Required work:
For each line below that contains the string "from", copy that line.
________________________
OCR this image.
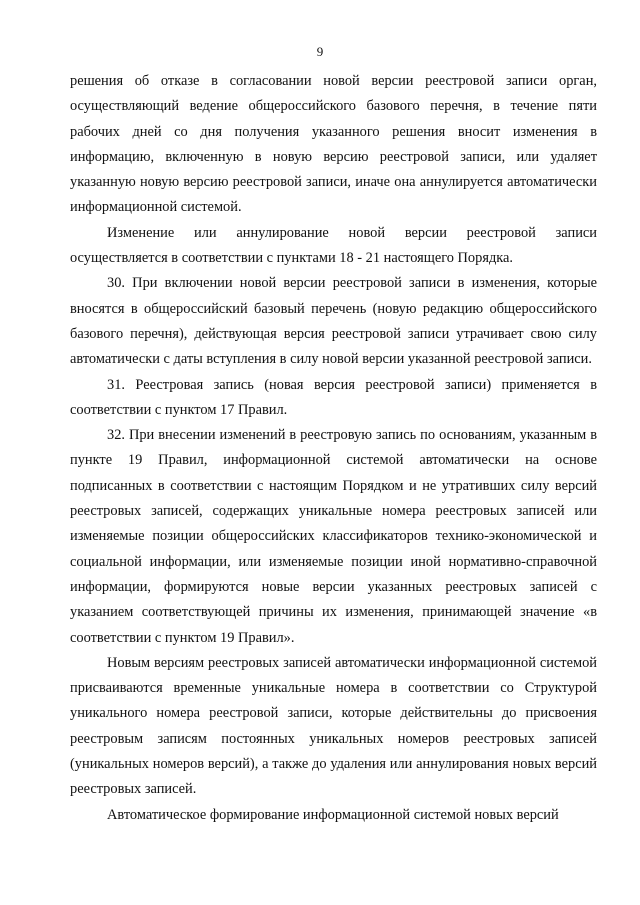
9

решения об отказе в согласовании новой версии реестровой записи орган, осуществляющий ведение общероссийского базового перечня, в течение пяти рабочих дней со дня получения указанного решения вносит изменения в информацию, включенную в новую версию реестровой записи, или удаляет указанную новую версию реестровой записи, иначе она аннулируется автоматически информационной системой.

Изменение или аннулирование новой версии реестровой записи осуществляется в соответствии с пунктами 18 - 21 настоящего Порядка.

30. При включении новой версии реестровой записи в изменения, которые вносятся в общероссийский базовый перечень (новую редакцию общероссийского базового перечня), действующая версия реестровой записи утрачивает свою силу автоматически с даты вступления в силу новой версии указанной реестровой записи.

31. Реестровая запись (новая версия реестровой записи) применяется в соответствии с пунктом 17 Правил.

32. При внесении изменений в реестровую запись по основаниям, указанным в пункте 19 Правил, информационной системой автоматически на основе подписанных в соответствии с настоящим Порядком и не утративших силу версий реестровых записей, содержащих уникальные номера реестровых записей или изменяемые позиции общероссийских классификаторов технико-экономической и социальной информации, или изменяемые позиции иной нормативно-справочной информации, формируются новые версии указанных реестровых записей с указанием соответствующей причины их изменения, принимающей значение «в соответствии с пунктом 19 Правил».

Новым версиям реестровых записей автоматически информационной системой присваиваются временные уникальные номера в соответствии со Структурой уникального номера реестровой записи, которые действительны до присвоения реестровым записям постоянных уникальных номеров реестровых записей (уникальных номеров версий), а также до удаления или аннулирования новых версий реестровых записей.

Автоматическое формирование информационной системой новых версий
________________________
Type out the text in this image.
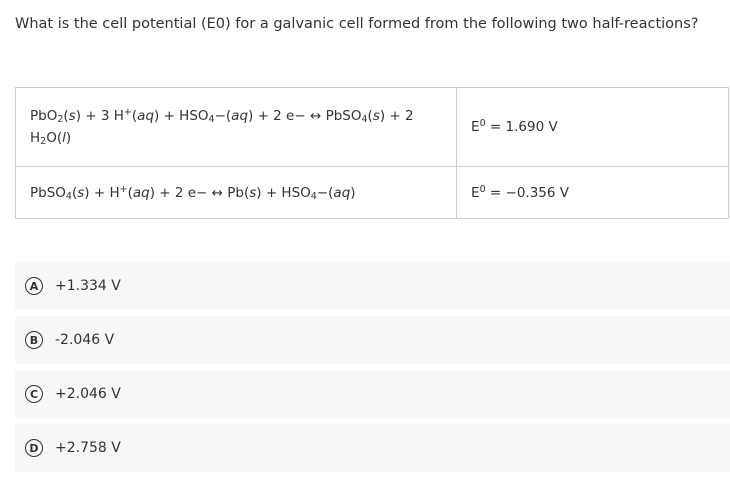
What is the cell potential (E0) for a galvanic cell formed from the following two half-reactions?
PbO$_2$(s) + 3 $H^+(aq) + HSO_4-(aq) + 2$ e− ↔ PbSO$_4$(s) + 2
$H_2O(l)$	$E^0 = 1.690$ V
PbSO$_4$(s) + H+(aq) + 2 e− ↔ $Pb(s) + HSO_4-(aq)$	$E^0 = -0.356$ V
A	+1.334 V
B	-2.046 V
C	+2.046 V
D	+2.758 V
________________________
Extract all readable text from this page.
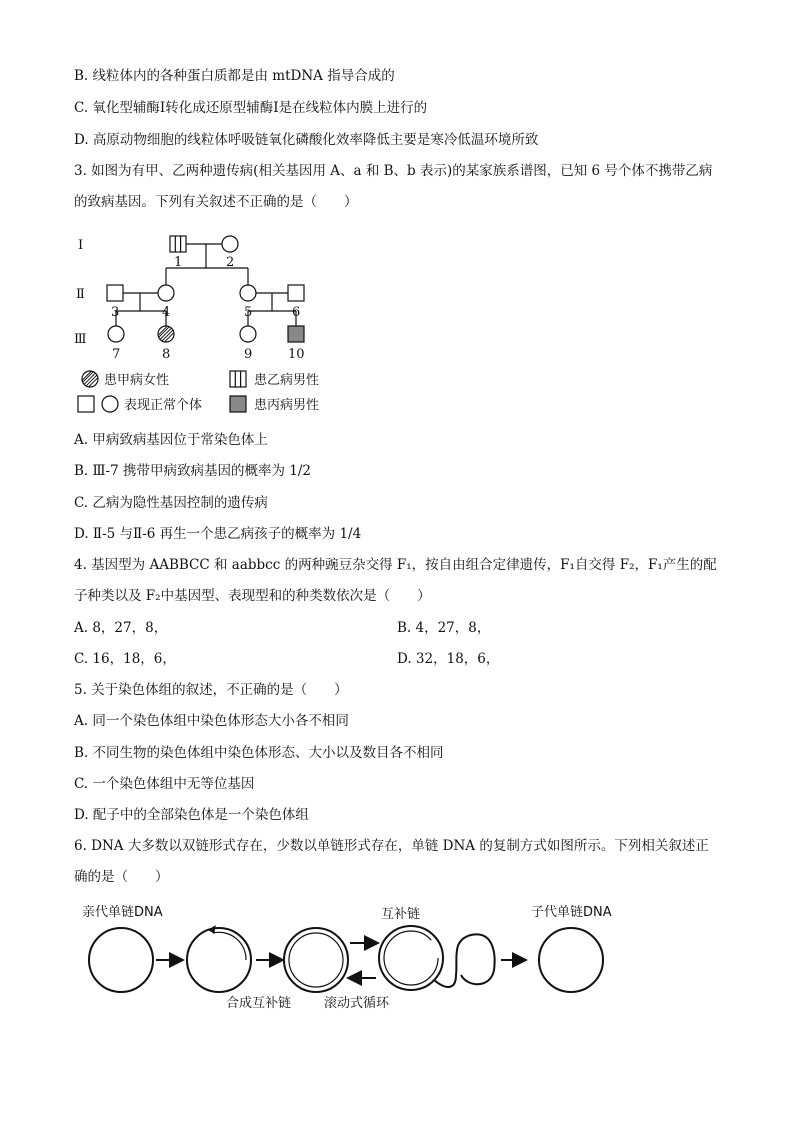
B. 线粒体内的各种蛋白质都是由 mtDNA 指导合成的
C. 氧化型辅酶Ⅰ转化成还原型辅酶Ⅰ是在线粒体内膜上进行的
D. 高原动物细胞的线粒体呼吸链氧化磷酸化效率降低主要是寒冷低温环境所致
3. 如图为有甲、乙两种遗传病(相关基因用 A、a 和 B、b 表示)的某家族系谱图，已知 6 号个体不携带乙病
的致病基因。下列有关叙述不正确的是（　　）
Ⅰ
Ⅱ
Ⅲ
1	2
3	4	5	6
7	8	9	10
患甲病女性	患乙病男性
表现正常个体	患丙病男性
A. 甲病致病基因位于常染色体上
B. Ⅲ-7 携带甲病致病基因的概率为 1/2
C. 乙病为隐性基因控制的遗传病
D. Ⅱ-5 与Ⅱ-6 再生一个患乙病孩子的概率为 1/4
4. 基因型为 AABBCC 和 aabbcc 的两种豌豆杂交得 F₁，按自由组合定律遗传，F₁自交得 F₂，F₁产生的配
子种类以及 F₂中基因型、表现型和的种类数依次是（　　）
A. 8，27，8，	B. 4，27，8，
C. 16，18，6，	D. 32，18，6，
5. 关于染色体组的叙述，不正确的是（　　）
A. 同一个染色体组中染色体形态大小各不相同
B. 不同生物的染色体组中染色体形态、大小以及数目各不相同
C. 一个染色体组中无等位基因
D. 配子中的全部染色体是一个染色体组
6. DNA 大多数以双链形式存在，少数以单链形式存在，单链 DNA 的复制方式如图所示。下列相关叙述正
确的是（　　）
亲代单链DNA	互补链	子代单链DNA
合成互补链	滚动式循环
________________________
Expected output:
What is the cell potential (E0) for a galvanic cell formed from the following two half-reactions?
Extract all readable text from this page.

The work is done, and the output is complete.